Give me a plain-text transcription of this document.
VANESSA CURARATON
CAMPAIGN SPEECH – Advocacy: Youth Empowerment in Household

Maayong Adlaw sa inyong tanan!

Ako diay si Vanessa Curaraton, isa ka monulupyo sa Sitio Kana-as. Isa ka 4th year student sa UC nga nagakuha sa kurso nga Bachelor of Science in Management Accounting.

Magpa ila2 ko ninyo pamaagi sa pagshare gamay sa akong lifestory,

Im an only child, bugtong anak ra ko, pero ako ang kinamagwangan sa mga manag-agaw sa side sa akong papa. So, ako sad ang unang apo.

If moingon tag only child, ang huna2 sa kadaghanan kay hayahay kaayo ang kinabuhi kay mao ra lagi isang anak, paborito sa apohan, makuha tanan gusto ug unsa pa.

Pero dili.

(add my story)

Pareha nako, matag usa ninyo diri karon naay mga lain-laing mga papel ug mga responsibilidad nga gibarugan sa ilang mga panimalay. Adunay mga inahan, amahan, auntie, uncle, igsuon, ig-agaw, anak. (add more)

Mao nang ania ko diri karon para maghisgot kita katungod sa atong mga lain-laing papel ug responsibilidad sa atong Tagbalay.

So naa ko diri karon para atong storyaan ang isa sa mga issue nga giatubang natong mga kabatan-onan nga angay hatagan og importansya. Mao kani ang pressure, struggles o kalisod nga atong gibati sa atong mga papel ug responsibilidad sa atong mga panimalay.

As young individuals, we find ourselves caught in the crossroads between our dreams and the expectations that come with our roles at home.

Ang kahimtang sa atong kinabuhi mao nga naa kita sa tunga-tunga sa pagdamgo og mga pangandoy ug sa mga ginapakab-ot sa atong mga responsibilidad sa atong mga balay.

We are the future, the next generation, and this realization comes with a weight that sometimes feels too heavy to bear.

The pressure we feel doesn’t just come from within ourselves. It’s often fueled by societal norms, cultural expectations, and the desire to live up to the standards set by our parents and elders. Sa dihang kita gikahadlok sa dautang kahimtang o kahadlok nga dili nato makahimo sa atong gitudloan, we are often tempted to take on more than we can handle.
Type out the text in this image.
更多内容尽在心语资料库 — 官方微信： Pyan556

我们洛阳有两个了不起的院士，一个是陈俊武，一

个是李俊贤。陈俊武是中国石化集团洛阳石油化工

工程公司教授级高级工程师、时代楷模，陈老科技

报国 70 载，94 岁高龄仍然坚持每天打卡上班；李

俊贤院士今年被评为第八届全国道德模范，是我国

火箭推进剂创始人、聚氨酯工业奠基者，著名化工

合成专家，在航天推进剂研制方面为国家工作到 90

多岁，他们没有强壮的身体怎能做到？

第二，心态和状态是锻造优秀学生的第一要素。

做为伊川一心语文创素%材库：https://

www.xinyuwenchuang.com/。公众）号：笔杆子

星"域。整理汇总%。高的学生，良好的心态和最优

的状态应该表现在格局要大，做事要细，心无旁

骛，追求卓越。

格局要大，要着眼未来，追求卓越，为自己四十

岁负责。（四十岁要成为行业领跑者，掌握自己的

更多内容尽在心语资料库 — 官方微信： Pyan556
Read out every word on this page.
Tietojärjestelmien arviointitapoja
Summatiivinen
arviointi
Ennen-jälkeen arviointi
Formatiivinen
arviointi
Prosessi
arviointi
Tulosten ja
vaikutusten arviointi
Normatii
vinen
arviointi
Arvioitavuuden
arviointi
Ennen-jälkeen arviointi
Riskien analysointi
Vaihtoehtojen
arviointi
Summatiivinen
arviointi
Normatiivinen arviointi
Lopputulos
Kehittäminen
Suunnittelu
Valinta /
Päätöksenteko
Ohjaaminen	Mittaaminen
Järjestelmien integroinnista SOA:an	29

********

▶ _Exercise description_
Repeat every entry word for word.

▶ _Solution_
Give me a plain-text transcription of this document.
VANESSA CURARATON
CAMPAIGN SPEECH – Advocacy: Youth Empowerment in Household

Maayong Adlaw sa inyong tanan!

Ako diay si Vanessa Curaraton, isa ka monulupyo sa Sitio Kana-as. Isa ka 4th year student sa UC nga nagakuha sa kurso nga Bachelor of Science in Management Accounting.

Magpa ila2 ko ninyo pamaagi sa pagshare gamay sa akong lifestory,

Im an only child, bugtong anak ra ko, pero ako ang kinamagwangan sa mga manag-agaw sa side sa akong papa. So, ako sad ang unang apo.

If moingon tag only child, ang huna2 sa kadaghanan kay hayahay kaayo ang kinabuhi kay mao ra lagi isang anak, paborito sa apohan, makuha tanan gusto ug unsa pa.

Pero dili.

(add my story)

Pareha nako, matag usa ninyo diri karon naay mga lain-laing mga papel ug mga responsibilidad nga gibarugan sa ilang mga panimalay. Adunay mga inahan, amahan, auntie, uncle, igsuon, ig-agaw, anak. (add more)

Mao nang ania ko diri karon para maghisgot kita katungod sa atong mga lain-laing papel ug responsibilidad sa atong Tagbalay.

So naa ko diri karon para atong storyaan ang isa sa mga issue nga giatubang natong mga kabatan-onan nga angay hatagan og importansya. Mao kani ang pressure, struggles o kalisod nga atong gibati sa atong mga papel ug responsibilidad sa atong mga panimalay.

As young individuals, we find ourselves caught in the crossroads between our dreams and the expectations that come with our roles at home.

Ang kahimtang sa atong kinabuhi mao nga naa kita sa tunga-tunga sa pagdamgo og mga pangandoy ug sa mga ginapakab-ot sa atong mga responsibilidad sa atong mga balay.

We are the future, the next generation, and this realization comes with a weight that sometimes feels too heavy to bear.

The pressure we feel doesn’t just come from within ourselves. It’s often fueled by societal norms, cultural expectations, and the desire to live up to the standards set by our parents and elders. Sa dihang kita gikahadlok sa dautang kahimtang o kahadlok nga dili nato makahimo sa atong gitudloan, we are often tempted to take on more than we can handle.
Type out the text in this image.
更多内容尽在心语资料库 — 官方微信： Pyan556

我们洛阳有两个了不起的院士，一个是陈俊武，一

个是李俊贤。陈俊武是中国石化集团洛阳石油化工

工程公司教授级高级工程师、时代楷模，陈老科技

报国 70 载，94 岁高龄仍然坚持每天打卡上班；李

俊贤院士今年被评为第八届全国道德模范，是我国

火箭推进剂创始人、聚氨酯工业奠基者，著名化工

合成专家，在航天推进剂研制方面为国家工作到 90

多岁，他们没有强壮的身体怎能做到？

第二，心态和状态是锻造优秀学生的第一要素。

做为伊川一心语文创素%材库：https://

www.xinyuwenchuang.com/。公众）号：笔杆子

星"域。整理汇总%。高的学生，良好的心态和最优

的状态应该表现在格局要大，做事要细，心无旁

骛，追求卓越。

格局要大，要着眼未来，追求卓越，为自己四十

岁负责。（四十岁要成为行业领跑者，掌握自己的

更多内容尽在心语资料库 — 官方微信： Pyan556
Read out every word on this page.
Tietojärjestelmien arviointitapoja
Summatiivinen
arviointi
Ennen-jälkeen arviointi
Formatiivinen
arviointi
Prosessi
arviointi
Tulosten ja
vaikutusten arviointi
Normatii
vinen
arviointi
Arvioitavuuden
arviointi
Ennen-jälkeen arviointi
Riskien analysointi
Vaihtoehtojen
arviointi
Summatiivinen
arviointi
Normatiivinen arviointi
Lopputulos
Kehittäminen
Suunnittelu
Valinta /
Päätöksenteko
Ohjaaminen	Mittaaminen
Järjestelmien integroinnista SOA:an	29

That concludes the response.